Collected data entries
----
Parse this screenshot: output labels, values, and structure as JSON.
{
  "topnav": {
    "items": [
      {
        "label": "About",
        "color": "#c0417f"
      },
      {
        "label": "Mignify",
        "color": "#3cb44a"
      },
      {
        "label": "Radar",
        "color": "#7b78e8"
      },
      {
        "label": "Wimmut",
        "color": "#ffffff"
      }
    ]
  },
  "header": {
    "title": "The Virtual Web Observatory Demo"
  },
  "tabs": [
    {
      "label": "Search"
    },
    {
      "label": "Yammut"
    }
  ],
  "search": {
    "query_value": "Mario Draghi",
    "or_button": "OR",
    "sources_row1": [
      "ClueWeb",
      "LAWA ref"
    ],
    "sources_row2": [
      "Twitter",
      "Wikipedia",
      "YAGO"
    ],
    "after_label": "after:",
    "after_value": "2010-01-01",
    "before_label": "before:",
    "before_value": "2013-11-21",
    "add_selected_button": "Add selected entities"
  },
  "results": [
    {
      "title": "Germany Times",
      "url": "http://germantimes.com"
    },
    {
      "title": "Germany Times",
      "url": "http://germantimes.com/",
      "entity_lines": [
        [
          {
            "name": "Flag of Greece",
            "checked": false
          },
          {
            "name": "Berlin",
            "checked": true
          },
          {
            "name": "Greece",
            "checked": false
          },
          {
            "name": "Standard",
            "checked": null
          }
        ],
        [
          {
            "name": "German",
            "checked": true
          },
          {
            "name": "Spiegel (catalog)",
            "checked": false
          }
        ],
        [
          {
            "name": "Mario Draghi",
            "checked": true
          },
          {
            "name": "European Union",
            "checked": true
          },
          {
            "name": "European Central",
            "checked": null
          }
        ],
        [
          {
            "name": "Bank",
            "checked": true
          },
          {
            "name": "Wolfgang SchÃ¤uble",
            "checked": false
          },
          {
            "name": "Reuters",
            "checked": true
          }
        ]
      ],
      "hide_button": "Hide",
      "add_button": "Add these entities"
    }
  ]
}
----
Across the material above, how many lines include the string "Draghi"? Only the number is wanted.

2